◆ **What is being asked**
Find the lines holding "Gilts" and copy them.

◆ **Raw records**
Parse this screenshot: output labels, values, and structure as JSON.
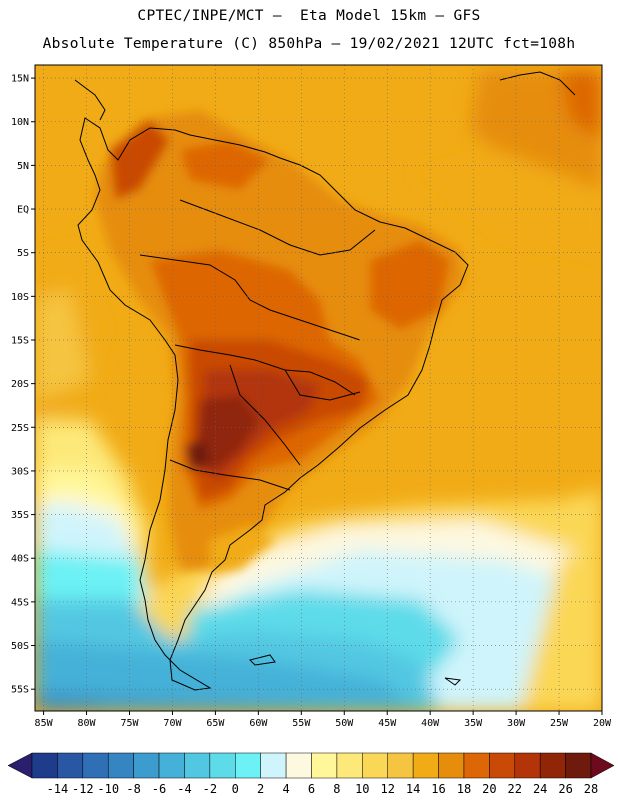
{
  "header": {
    "line1": "CPTEC/INPE/MCT –  Eta Model 15km – GFS",
    "line2": "Absolute Temperature (C) 850hPa – 19/02/2021 12UTC fct=108h"
  },
  "map": {
    "lat_labels": [
      "15N",
      "10N",
      "5N",
      "EQ",
      "5S",
      "10S",
      "15S",
      "20S",
      "25S",
      "30S",
      "35S",
      "40S",
      "45S",
      "50S",
      "55S"
    ],
    "lon_labels": [
      "85W",
      "80W",
      "75W",
      "70W",
      "65W",
      "60W",
      "55W",
      "50W",
      "45W",
      "40W",
      "35W",
      "30W",
      "25W",
      "20W"
    ],
    "lat_range": [
      -57.5,
      16.5
    ],
    "lon_range": [
      -86,
      -20
    ]
  },
  "colorbar": {
    "labels": [
      "-14",
      "-12",
      "-10",
      "-8",
      "-6",
      "-4",
      "-2",
      "0",
      "2",
      "4",
      "6",
      "8",
      "10",
      "12",
      "14",
      "16",
      "18",
      "20",
      "22",
      "24",
      "26",
      "28"
    ],
    "colors": [
      "#1f3c8c",
      "#2a57a4",
      "#2f6fb5",
      "#3585c2",
      "#3c9ccd",
      "#45b1d8",
      "#52c7e2",
      "#5ddbe9",
      "#6cf1f4",
      "#cff4fb",
      "#fdf8e0",
      "#fff79a",
      "#fde97a",
      "#fbd757",
      "#f5c440",
      "#f1ab16",
      "#e68d0c",
      "#dd6606",
      "#c94a06",
      "#b23408",
      "#902508",
      "#6e1a0d"
    ],
    "under_color": "#2a1f6e",
    "over_color": "#6e0a1e"
  }
}
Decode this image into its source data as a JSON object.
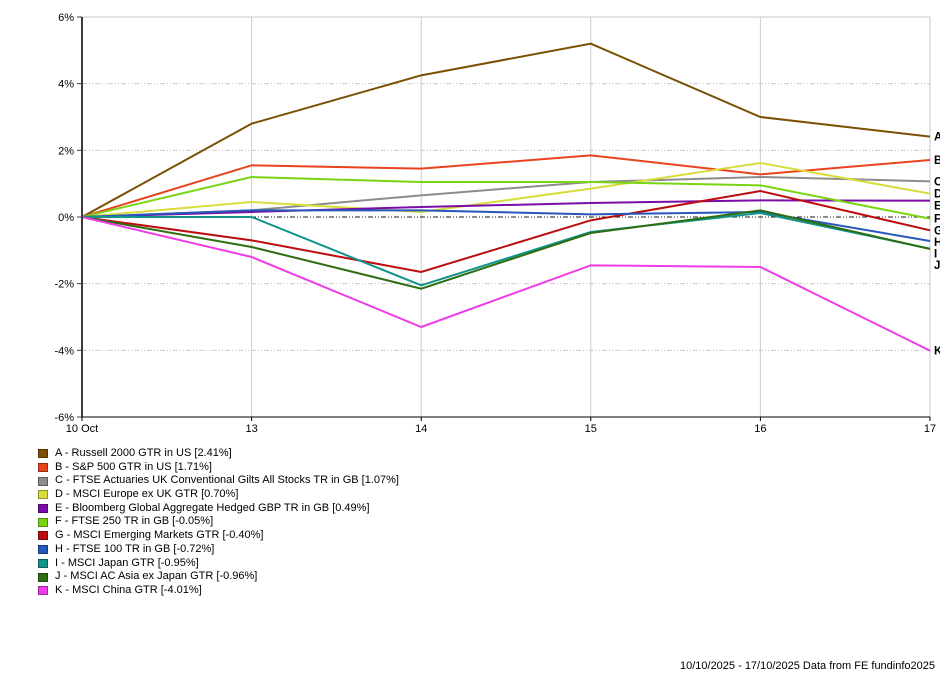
{
  "chart_data": {
    "type": "line",
    "title": "",
    "x_categories": [
      "10 Oct",
      "13",
      "14",
      "15",
      "16",
      "17"
    ],
    "ylim": [
      -6,
      6
    ],
    "ytick_values": [
      6,
      4,
      2,
      0,
      -2,
      -4,
      -6
    ],
    "ytick_labels": [
      "6%",
      "4%",
      "2%",
      "0%",
      "-2%",
      "-4%",
      "-6%"
    ],
    "grid": true,
    "legend_position": "bottom-left",
    "series": [
      {
        "letter": "A",
        "name": "Russell 2000 GTR in US",
        "return_pct": 2.41,
        "label": "A - Russell 2000 GTR in US [2.41%]",
        "color": "#7B5004",
        "values": [
          0,
          2.8,
          4.25,
          5.2,
          3.0,
          2.41
        ]
      },
      {
        "letter": "B",
        "name": "S&P 500 GTR in US",
        "return_pct": 1.71,
        "label": "B - S&P 500 GTR in US [1.71%]",
        "color": "#E8421E",
        "values": [
          0,
          1.55,
          1.45,
          1.85,
          1.28,
          1.71
        ]
      },
      {
        "letter": "C",
        "name": "FTSE Actuaries UK Conventional Gilts All Stocks TR in GB",
        "return_pct": 1.07,
        "label": "C - FTSE Actuaries UK Conventional Gilts All Stocks TR in GB [1.07%]",
        "color": "#8C8C8C",
        "values": [
          0,
          0.2,
          0.65,
          1.05,
          1.2,
          1.07
        ]
      },
      {
        "letter": "D",
        "name": "MSCI Europe ex UK GTR",
        "return_pct": 0.7,
        "label": "D - MSCI Europe ex UK GTR [0.70%]",
        "color": "#D9DC3C",
        "values": [
          0,
          0.45,
          0.15,
          0.85,
          1.62,
          0.7
        ]
      },
      {
        "letter": "E",
        "name": "Bloomberg Global Aggregate Hedged GBP TR in GB",
        "return_pct": 0.49,
        "label": "E - Bloomberg Global Aggregate Hedged GBP TR in GB [0.49%]",
        "color": "#7A0CA8",
        "values": [
          0,
          0.15,
          0.3,
          0.42,
          0.5,
          0.49
        ]
      },
      {
        "letter": "F",
        "name": "FTSE 250 TR in GB",
        "return_pct": -0.05,
        "label": "F - FTSE 250 TR in GB [-0.05%]",
        "color": "#79D413",
        "values": [
          0,
          1.2,
          1.05,
          1.05,
          0.95,
          -0.05
        ]
      },
      {
        "letter": "G",
        "name": "MSCI Emerging Markets GTR",
        "return_pct": -0.4,
        "label": "G - MSCI Emerging Markets GTR [-0.40%]",
        "color": "#BB0D0D",
        "values": [
          0,
          -0.7,
          -1.65,
          -0.1,
          0.78,
          -0.4
        ]
      },
      {
        "letter": "H",
        "name": "FTSE 100 TR in GB",
        "return_pct": -0.72,
        "label": "H - FTSE 100 TR in GB [-0.72%]",
        "color": "#2757BB",
        "values": [
          0,
          0.2,
          0.2,
          0.08,
          0.15,
          -0.72
        ]
      },
      {
        "letter": "I",
        "name": "MSCI Japan GTR",
        "return_pct": -0.95,
        "label": "I - MSCI Japan GTR [-0.95%]",
        "color": "#11948A",
        "values": [
          0,
          0,
          -2.05,
          -0.45,
          0.12,
          -0.95
        ]
      },
      {
        "letter": "J",
        "name": "MSCI AC Asia ex Japan GTR",
        "return_pct": -0.96,
        "label": "J - MSCI AC Asia ex Japan GTR [-0.96%]",
        "color": "#2E6E12",
        "values": [
          0,
          -0.9,
          -2.15,
          -0.48,
          0.2,
          -0.96
        ]
      },
      {
        "letter": "K",
        "name": "MSCI China GTR",
        "return_pct": -4.01,
        "label": "K - MSCI China GTR [-4.01%]",
        "color": "#EE3CE6",
        "values": [
          0,
          -1.2,
          -3.3,
          -1.45,
          -1.5,
          -4.01
        ]
      }
    ]
  },
  "footer": {
    "text": "10/10/2025 - 17/10/2025 Data from FE fundinfo2025"
  }
}
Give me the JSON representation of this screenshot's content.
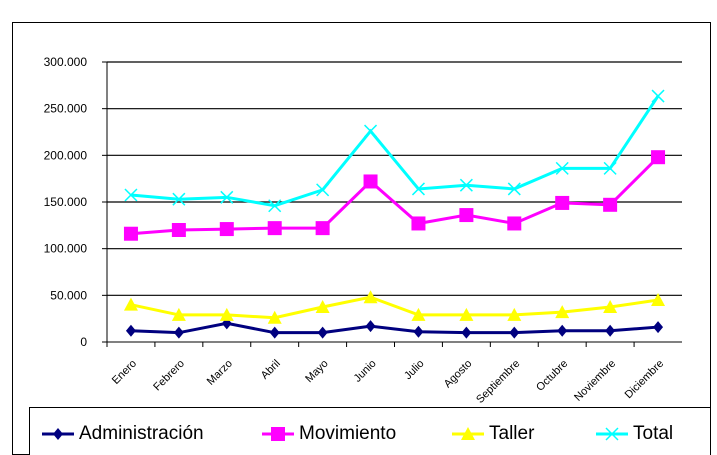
{
  "chart_data": {
    "type": "line",
    "categories": [
      "Enero",
      "Febrero",
      "Marzo",
      "Abril",
      "Mayo",
      "Junio",
      "Julio",
      "Agosto",
      "Septiembre",
      "Octubre",
      "Noviembre",
      "Diciembre"
    ],
    "series": [
      {
        "name": "Administración",
        "color": "#00007f",
        "marker": "diamond",
        "values": [
          12000,
          10000,
          20000,
          10000,
          10000,
          17000,
          11000,
          10000,
          10000,
          12000,
          12000,
          16000
        ]
      },
      {
        "name": "Movimiento",
        "color": "#ff00ff",
        "marker": "square",
        "values": [
          116000,
          120000,
          121000,
          122000,
          122000,
          172000,
          127000,
          136000,
          127000,
          149000,
          147000,
          198000
        ]
      },
      {
        "name": "Taller",
        "color": "#ffff00",
        "marker": "triangle",
        "values": [
          40000,
          29000,
          29000,
          26000,
          37500,
          48000,
          29000,
          29000,
          29000,
          32000,
          37500,
          45000
        ]
      },
      {
        "name": "Total",
        "color": "#00ffff",
        "marker": "x",
        "values": [
          157500,
          153000,
          155000,
          146000,
          163000,
          226000,
          164000,
          168000,
          164000,
          186000,
          186000,
          263500
        ]
      }
    ],
    "ylim": [
      0,
      300000
    ],
    "yticks": [
      0,
      {
        "value": 50000,
        "label": "50.000"
      },
      {
        "value": 100000,
        "label": "100.000"
      },
      {
        "value": 150000,
        "label": "150.000"
      },
      {
        "value": 200000,
        "label": "200.000"
      },
      {
        "value": 250000,
        "label": "250.000"
      },
      {
        "value": 300000,
        "label": "300.000"
      }
    ],
    "grid": true,
    "legend": "bottom"
  }
}
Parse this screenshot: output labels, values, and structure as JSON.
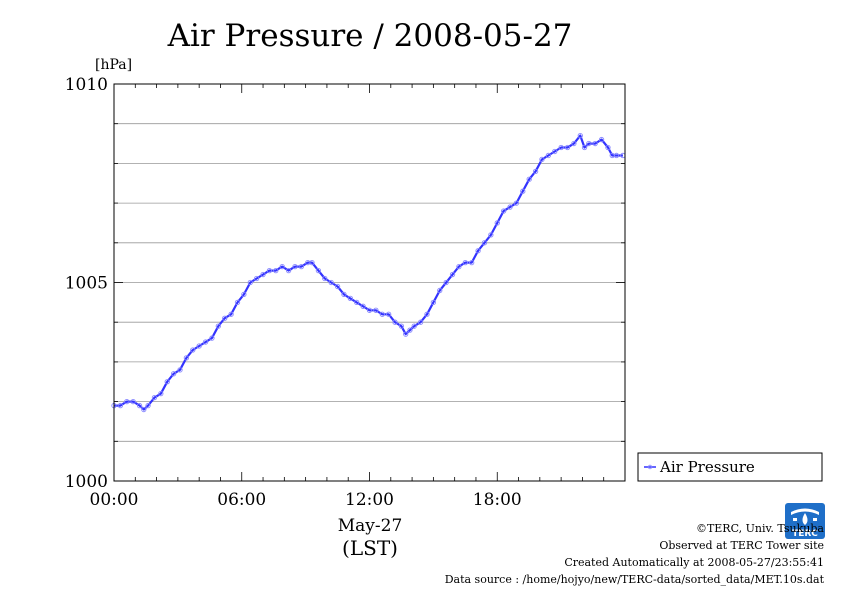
{
  "chart_data": {
    "type": "line",
    "title": "Air Pressure / 2008-05-27",
    "ylabel": "[hPa]",
    "xlabel": "May-27",
    "xlabel2": "(LST)",
    "xlim": [
      0,
      24
    ],
    "ylim": [
      1000,
      1010
    ],
    "x_ticks": [
      {
        "value": 0,
        "label": "00:00"
      },
      {
        "value": 6,
        "label": "06:00"
      },
      {
        "value": 12,
        "label": "12:00"
      },
      {
        "value": 18,
        "label": "18:00"
      }
    ],
    "y_ticks": [
      {
        "value": 1000,
        "label": "1000"
      },
      {
        "value": 1005,
        "label": "1005"
      },
      {
        "value": 1010,
        "label": "1010"
      }
    ],
    "grid": true,
    "legend_position": "right",
    "series": [
      {
        "name": "Air Pressure",
        "color": "#3333ff",
        "x": [
          0.0,
          0.3,
          0.6,
          0.9,
          1.2,
          1.4,
          1.6,
          1.9,
          2.2,
          2.5,
          2.8,
          3.1,
          3.4,
          3.7,
          4.0,
          4.3,
          4.6,
          4.9,
          5.2,
          5.5,
          5.8,
          6.1,
          6.4,
          6.7,
          7.0,
          7.3,
          7.6,
          7.9,
          8.2,
          8.5,
          8.8,
          9.1,
          9.3,
          9.6,
          9.9,
          10.2,
          10.5,
          10.8,
          11.1,
          11.4,
          11.7,
          12.0,
          12.3,
          12.6,
          12.9,
          13.2,
          13.5,
          13.7,
          13.9,
          14.1,
          14.4,
          14.7,
          15.0,
          15.3,
          15.6,
          15.9,
          16.2,
          16.5,
          16.8,
          17.1,
          17.4,
          17.7,
          18.0,
          18.3,
          18.6,
          18.9,
          19.2,
          19.5,
          19.8,
          20.1,
          20.4,
          20.7,
          21.0,
          21.3,
          21.6,
          21.9,
          22.1,
          22.3,
          22.6,
          22.9,
          23.2,
          23.4,
          23.6,
          23.9
        ],
        "values": [
          1001.9,
          1001.9,
          1002.0,
          1002.0,
          1001.9,
          1001.8,
          1001.9,
          1002.1,
          1002.2,
          1002.5,
          1002.7,
          1002.8,
          1003.1,
          1003.3,
          1003.4,
          1003.5,
          1003.6,
          1003.9,
          1004.1,
          1004.2,
          1004.5,
          1004.7,
          1005.0,
          1005.1,
          1005.2,
          1005.3,
          1005.3,
          1005.4,
          1005.3,
          1005.4,
          1005.4,
          1005.5,
          1005.5,
          1005.3,
          1005.1,
          1005.0,
          1004.9,
          1004.7,
          1004.6,
          1004.5,
          1004.4,
          1004.3,
          1004.3,
          1004.2,
          1004.2,
          1004.0,
          1003.9,
          1003.7,
          1003.8,
          1003.9,
          1004.0,
          1004.2,
          1004.5,
          1004.8,
          1005.0,
          1005.2,
          1005.4,
          1005.5,
          1005.5,
          1005.8,
          1006.0,
          1006.2,
          1006.5,
          1006.8,
          1006.9,
          1007.0,
          1007.3,
          1007.6,
          1007.8,
          1008.1,
          1008.2,
          1008.3,
          1008.4,
          1008.4,
          1008.5,
          1008.7,
          1008.4,
          1008.5,
          1008.5,
          1008.6,
          1008.4,
          1008.2,
          1008.2,
          1008.2
        ]
      }
    ]
  },
  "footer": {
    "copyright": "©TERC, Univ. Tsukuba",
    "site": "Observed at TERC Tower site",
    "created": "Created Automatically at 2008-05-27/23:55:41",
    "source": "Data source : /home/hojyo/new/TERC-data/sorted_data/MET.10s.dat"
  },
  "logo": {
    "text": "TERC",
    "icon": "terc-logo-icon",
    "color": "#1f6fc8"
  }
}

◆ **Answer to the problem**
        "name": "FTSE Actuaries UK Conventional Gilts All Stocks TR in GB",
        "label": "C - FTSE Actuaries UK Conventional Gilts All Stocks TR in GB [1.07%]",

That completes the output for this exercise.